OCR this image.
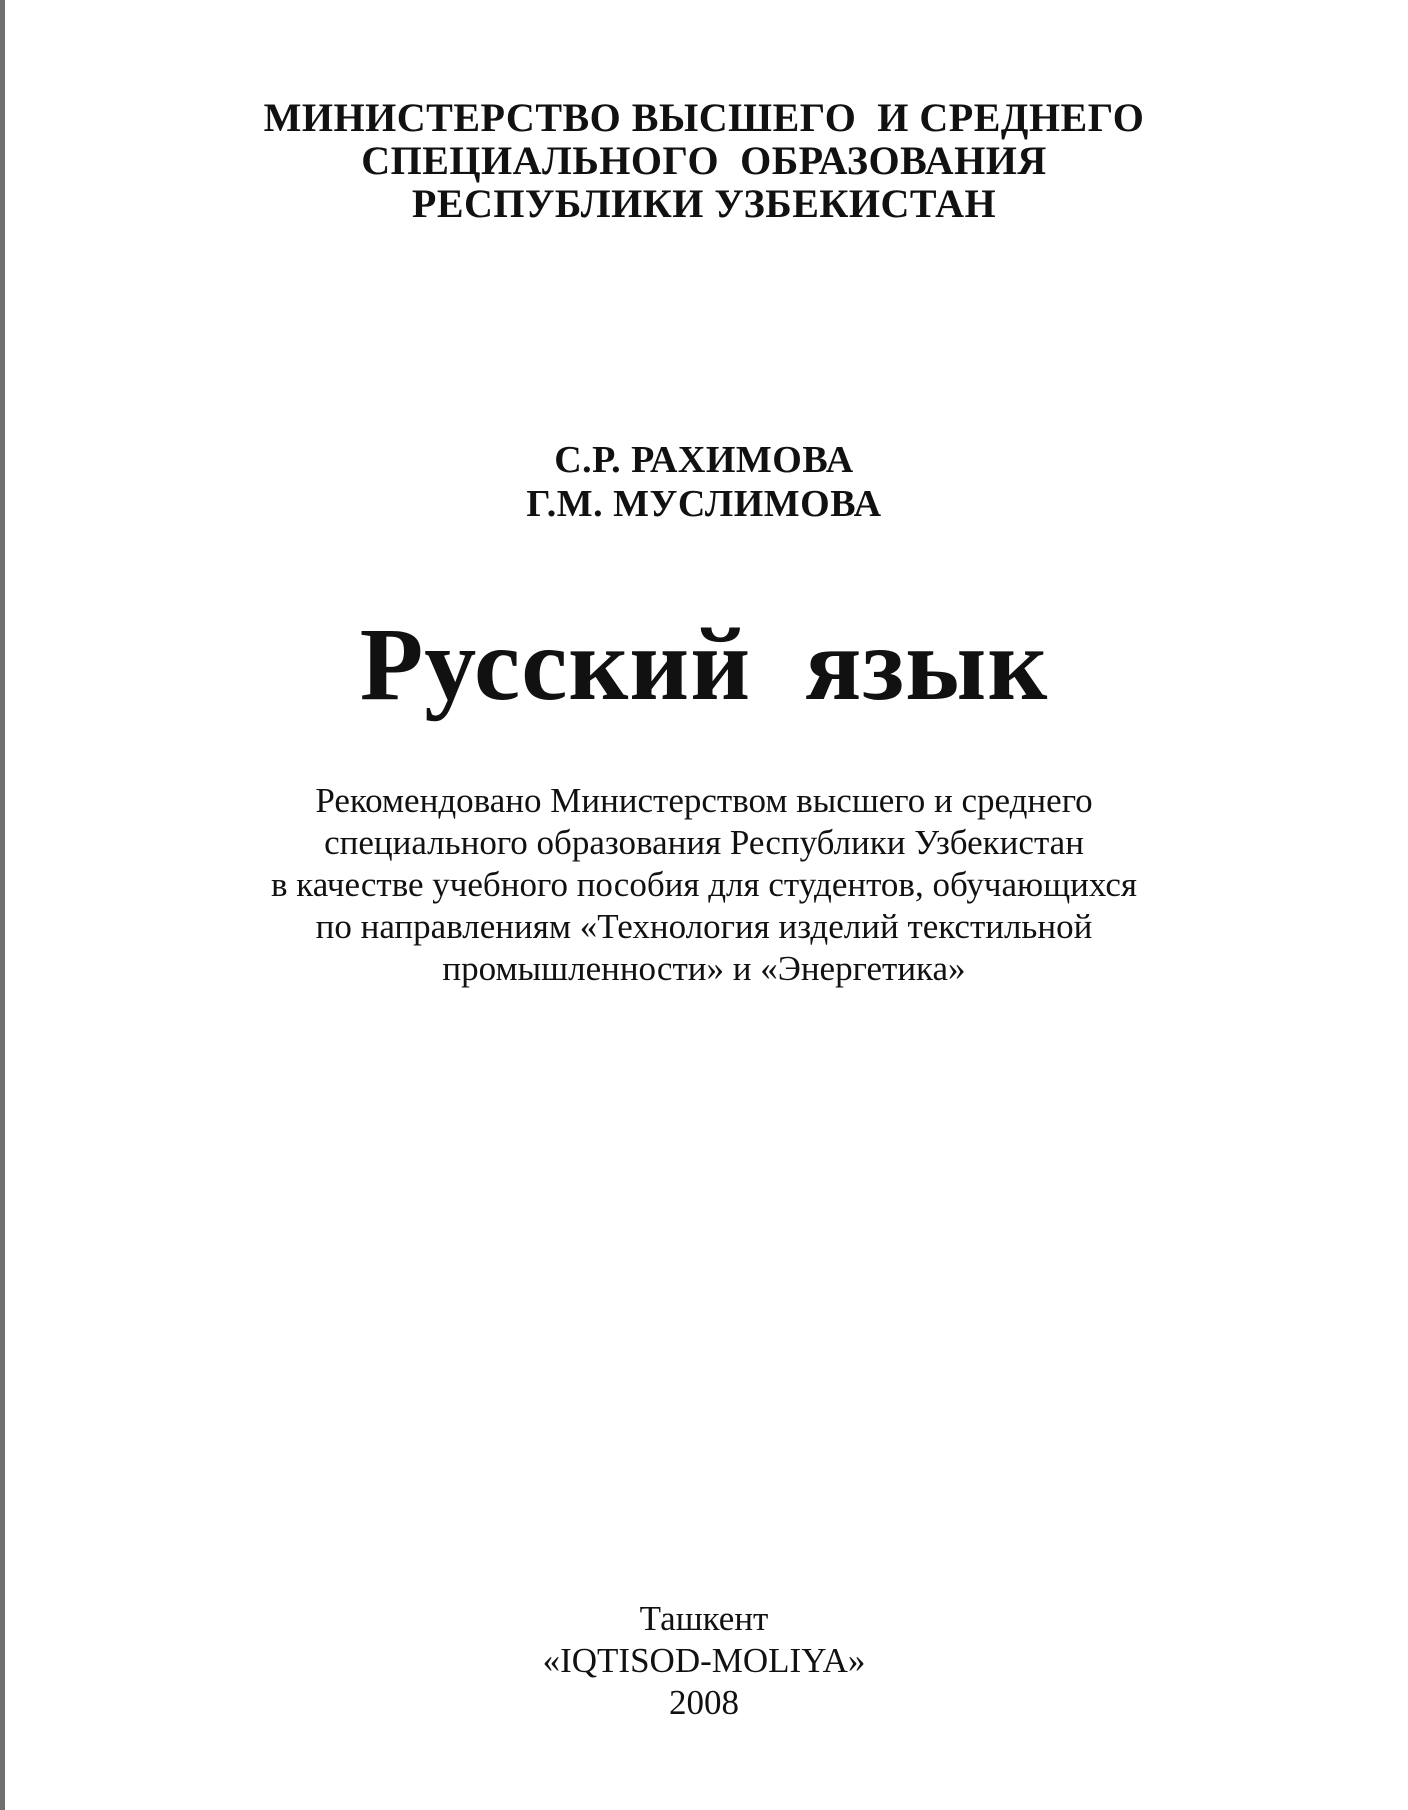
МИНИСТЕРСТВО ВЫСШЕГО  И СРЕДНЕГО
СПЕЦИАЛЬНОГО  ОБРАЗОВАНИЯ
РЕСПУБЛИКИ УЗБЕКИСТАН
С.Р. РАХИМОВА
Г.М. МУСЛИМОВА
Русский  язык
Рекомендовано Министерством высшего и среднего
специального образования Республики Узбекистан
в качестве учебного пособия для студентов, обучающихся
по направлениям «Технология изделий текстильной
промышленности» и «Энергетика»
Ташкент
«IQTISOD-MOLIYA»
2008
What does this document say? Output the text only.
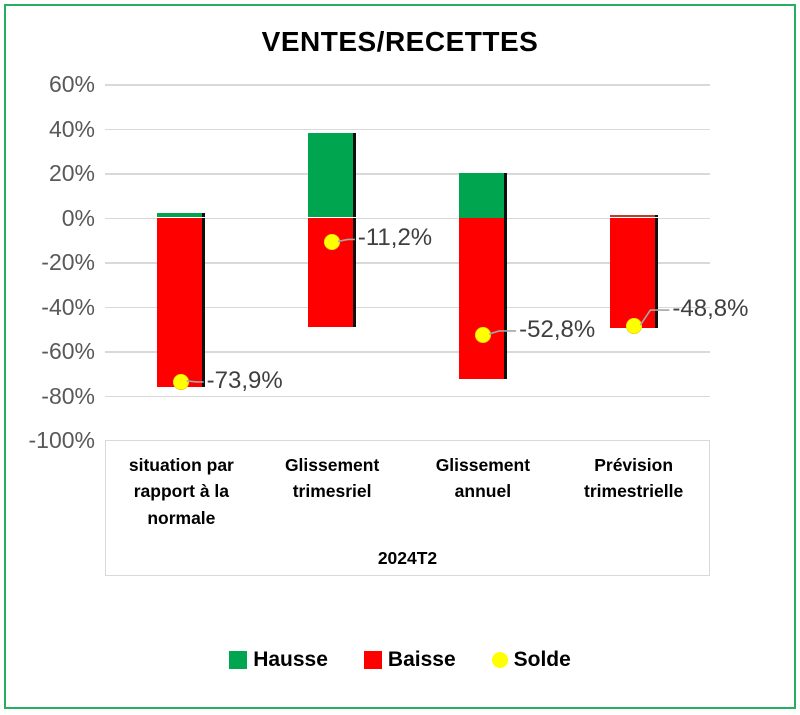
VENTES/RECETTES
60%
40%
20%
0%
-20%
-40%
-60%
-80%
-100%
-73,9%
-11,2%
-52,8%
-48,8%
situation par rapport à la normale
Glissement trimesriel
Glissement annuel
Prévision trimestrielle
2024T2
Hausse	Baisse	Solde
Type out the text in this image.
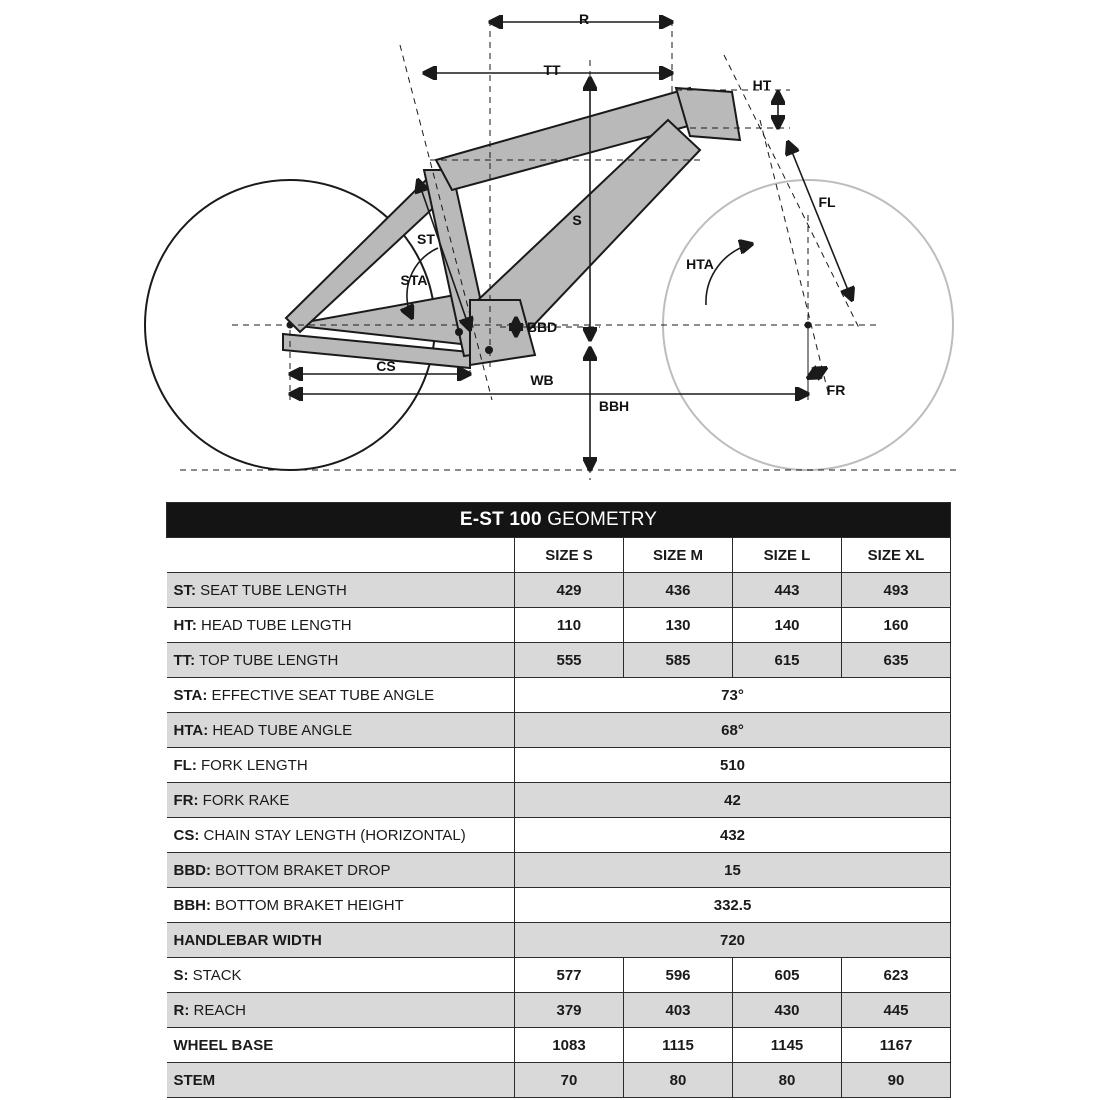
R
TT
HT
S
FL
ST
HTA
STA
BBD
CS
WB
FR
BBH
E-ST 100 GEOMETRY				
	SIZE S	SIZE M	SIZE L	SIZE XL
ST: SEAT TUBE LENGTH	429	436	443	493
HT: HEAD TUBE LENGTH	110	130	140	160
TT: TOP TUBE LENGTH	555	585	615	635
STA: EFFECTIVE SEAT TUBE ANGLE	73°			
HTA: HEAD TUBE ANGLE	68°			
FL: FORK LENGTH	510			
FR: FORK RAKE	42			
CS: CHAIN STAY LENGTH (HORIZONTAL)	432			
BBD: BOTTOM BRAKET DROP	15			
BBH: BOTTOM BRAKET HEIGHT	332.5			
HANDLEBAR WIDTH	720			
S: STACK	577	596	605	623
R: REACH	379	403	430	445
WHEEL BASE	1083	1115	1145	1167
STEM	70	80	80	90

> **REQUIRED TASK**: Show each line of the listing that holds the string "ANGLE".

> **EXPECTED ANSWER**:
STA: EFFECTIVE SEAT TUBE ANGLE	73°			
HTA: HEAD TUBE ANGLE	68°			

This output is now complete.